- _Your instructions_
Continue the forum thread about the guard who turned a woman away for not having a ticket, picking up right after its last line.
++++ Exercise text
The guard actually said "you all" which is a rather more ambiguous phrase.

Maybe he knew that she runs marathons?
posted by shakespeherian at 10:28 AM on May 9, 2013 [1 favorite]


So, having asked if she could go down, being told she needed a ticket and "explaining her situation," she wasn't let in.

Why are you putting "explaining her situation" in quotes like that? You doubt she told them "look, I just need to get into the lobby and get my car keys from my husband"?
posted by EmpressCallipygos at 10:28 AM on May 9, 2013


Whether or not this behavior is true to life, whether or not it is being accurately reported.

It seems to me important to deal with the thing itself, not just the report.

And others in this thread seem to be saying that this racism, real or alleged, simply does not exist in the given example.

Who?
posted by Jahaza at 10:28 AM on May 9, 2013


The guard actually said "you all" which is a rather more ambiguous phrase.
++++++++
++++ Input data
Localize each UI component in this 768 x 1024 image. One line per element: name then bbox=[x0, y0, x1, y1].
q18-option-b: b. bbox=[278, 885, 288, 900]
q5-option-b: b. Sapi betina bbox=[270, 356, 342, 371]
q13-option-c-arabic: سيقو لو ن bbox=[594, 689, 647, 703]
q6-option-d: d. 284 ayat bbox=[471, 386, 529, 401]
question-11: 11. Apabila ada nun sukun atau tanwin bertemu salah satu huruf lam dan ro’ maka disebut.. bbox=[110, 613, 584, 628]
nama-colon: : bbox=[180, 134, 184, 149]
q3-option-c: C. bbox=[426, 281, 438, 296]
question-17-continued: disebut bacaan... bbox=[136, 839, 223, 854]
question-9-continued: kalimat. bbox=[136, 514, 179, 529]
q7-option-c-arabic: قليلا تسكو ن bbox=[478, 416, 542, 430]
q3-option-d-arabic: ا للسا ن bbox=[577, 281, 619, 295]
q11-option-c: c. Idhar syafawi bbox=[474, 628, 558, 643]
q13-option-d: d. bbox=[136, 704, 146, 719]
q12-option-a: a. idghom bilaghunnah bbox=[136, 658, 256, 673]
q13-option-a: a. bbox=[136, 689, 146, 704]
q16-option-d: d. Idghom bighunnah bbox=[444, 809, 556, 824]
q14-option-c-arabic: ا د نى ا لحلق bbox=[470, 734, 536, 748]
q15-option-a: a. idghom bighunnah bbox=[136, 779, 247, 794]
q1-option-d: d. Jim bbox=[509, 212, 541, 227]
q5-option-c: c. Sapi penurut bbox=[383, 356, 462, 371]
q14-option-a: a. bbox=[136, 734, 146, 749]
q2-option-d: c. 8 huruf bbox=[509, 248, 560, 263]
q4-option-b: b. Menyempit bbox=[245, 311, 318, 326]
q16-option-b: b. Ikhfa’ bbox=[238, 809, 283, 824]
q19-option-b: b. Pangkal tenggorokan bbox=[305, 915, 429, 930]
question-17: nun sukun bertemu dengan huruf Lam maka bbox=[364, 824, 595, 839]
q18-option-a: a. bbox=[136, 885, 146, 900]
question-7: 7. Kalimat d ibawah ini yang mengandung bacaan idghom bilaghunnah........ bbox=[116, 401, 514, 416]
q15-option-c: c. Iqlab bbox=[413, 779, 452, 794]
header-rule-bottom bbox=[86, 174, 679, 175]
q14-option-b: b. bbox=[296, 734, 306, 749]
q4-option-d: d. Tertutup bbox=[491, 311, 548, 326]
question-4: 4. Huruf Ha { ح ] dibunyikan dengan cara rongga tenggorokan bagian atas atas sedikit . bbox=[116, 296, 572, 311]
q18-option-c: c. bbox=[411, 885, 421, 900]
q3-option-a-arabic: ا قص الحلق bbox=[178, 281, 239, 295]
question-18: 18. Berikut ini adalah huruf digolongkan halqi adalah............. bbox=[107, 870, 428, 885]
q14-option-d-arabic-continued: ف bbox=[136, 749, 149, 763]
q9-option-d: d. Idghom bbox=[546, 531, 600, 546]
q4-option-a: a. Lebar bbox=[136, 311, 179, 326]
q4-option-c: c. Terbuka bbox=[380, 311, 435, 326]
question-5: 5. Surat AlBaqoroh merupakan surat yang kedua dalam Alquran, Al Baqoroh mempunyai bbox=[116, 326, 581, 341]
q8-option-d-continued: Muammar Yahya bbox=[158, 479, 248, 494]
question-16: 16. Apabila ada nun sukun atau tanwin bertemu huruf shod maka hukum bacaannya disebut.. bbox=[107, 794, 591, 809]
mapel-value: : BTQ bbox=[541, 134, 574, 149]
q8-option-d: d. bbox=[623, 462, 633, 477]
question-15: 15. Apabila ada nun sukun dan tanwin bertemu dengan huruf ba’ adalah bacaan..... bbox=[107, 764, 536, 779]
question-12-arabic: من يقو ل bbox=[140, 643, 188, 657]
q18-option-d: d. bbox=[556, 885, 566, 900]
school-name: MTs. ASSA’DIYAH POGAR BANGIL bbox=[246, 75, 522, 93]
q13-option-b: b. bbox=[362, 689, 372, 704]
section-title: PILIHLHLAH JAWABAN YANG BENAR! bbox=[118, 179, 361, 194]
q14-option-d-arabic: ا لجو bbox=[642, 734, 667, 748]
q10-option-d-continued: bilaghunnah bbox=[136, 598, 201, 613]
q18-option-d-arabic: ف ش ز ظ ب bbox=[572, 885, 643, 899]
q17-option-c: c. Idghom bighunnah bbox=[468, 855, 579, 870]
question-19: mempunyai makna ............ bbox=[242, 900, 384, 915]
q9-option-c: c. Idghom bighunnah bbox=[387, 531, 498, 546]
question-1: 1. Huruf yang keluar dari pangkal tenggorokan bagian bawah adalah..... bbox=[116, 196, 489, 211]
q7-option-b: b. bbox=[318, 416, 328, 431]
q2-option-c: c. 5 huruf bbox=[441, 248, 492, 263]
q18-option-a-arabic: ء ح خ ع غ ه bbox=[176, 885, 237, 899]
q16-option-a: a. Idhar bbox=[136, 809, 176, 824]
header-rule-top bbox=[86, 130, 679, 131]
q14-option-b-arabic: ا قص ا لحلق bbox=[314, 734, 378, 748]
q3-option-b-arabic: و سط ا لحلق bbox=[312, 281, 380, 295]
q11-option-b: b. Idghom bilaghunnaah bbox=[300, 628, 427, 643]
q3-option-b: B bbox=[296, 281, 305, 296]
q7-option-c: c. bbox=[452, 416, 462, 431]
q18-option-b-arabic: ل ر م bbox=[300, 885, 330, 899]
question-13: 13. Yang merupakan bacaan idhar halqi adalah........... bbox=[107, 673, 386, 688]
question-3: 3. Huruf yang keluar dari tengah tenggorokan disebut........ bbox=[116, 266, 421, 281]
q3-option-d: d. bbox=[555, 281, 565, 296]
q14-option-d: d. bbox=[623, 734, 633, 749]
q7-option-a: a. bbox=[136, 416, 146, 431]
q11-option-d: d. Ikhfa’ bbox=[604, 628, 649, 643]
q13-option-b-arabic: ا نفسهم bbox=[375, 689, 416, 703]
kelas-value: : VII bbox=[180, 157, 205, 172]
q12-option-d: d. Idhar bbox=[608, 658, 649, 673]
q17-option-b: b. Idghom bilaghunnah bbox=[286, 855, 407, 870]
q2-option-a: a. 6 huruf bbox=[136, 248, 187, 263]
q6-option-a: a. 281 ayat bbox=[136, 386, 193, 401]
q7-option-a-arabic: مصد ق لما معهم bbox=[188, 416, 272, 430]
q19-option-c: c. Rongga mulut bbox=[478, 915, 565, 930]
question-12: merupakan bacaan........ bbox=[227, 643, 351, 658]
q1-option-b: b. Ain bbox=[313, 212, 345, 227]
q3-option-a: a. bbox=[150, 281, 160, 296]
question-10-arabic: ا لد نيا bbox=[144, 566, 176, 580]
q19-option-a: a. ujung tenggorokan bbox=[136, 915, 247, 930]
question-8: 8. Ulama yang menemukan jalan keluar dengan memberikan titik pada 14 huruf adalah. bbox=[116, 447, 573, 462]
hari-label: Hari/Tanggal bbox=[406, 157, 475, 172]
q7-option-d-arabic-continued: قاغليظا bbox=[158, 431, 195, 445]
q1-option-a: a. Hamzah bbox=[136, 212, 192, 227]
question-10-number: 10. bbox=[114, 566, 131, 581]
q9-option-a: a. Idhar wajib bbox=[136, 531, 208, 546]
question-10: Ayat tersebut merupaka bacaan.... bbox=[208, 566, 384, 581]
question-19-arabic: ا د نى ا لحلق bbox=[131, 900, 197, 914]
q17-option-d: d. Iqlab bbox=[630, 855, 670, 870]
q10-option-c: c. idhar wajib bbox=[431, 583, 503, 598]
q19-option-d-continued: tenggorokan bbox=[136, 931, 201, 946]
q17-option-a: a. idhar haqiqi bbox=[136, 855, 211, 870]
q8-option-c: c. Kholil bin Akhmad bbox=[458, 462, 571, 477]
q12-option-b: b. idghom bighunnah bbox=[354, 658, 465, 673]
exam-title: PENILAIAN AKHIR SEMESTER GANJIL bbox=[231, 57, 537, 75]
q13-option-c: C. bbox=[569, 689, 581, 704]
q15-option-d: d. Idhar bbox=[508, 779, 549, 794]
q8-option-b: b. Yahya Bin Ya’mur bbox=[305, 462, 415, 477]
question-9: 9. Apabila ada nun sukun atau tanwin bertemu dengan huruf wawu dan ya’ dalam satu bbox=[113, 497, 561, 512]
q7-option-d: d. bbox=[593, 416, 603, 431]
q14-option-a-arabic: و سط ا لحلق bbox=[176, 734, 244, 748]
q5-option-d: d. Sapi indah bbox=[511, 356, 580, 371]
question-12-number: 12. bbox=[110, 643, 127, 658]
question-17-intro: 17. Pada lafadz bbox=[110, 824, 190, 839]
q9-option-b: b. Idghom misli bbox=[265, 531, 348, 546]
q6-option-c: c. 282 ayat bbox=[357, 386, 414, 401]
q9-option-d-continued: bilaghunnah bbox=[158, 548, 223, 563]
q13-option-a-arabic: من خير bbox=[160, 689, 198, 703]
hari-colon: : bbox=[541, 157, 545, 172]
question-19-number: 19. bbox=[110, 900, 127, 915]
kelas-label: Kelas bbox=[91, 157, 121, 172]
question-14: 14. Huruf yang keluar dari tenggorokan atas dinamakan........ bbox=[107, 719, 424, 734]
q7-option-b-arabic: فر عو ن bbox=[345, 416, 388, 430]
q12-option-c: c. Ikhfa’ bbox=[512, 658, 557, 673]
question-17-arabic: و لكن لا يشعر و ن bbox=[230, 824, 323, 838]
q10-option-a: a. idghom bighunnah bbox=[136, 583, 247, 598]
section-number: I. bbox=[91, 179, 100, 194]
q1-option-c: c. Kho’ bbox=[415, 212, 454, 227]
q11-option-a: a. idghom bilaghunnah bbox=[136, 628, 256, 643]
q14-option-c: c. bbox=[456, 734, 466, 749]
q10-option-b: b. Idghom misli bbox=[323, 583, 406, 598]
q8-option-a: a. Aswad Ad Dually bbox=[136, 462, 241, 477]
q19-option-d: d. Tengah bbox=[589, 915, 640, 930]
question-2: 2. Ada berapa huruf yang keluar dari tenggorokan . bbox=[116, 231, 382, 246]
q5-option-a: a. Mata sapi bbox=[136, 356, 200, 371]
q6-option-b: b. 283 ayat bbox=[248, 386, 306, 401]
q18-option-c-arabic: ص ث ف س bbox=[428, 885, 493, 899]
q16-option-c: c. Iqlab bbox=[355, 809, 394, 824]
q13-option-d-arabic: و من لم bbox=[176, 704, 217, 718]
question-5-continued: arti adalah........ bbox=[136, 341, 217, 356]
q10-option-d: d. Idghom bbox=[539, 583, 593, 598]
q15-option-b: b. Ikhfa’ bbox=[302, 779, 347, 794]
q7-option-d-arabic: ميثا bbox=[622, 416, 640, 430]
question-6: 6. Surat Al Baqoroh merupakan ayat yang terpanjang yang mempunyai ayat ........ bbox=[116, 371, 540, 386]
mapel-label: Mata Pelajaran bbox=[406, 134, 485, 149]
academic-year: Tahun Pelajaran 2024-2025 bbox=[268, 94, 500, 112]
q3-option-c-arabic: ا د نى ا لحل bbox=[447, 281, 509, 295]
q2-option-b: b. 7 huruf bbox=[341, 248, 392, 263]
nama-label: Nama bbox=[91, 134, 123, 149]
++++++++
- _Your response_
It's less ambiguous when you consider that it was in response to being pressed on why white women were let in but not her.
posted by zombieflanders at 10:28 AM on May 9, 2013


It seems pretty common that something that is attributable to racism draws a lot of people trying to explain why it probably wasn't racism at all. The most generous explanation that I have is that being treated in a racist way is so incredibly strange that if you've never had anybody do it, you would assume that it doesn't exist.

I mean it is strange, isn't it? For somebody to look at you and make this really broad assumption that has nothing to do with you at all? Not your demeanor, not how you talk, not how you're dressed, but your ethnicity. But it happens all the time.

For what it's worth, I've done a little security work at much much lower level venues, and if some lady kept insisting that she had to get a car key from her husband, even without a ticket, I would probably have tried to find some way of either contacting her husband, or called my boss over and handed him the problem. I'm pretty sure I wouldn't have made broad, racist statements.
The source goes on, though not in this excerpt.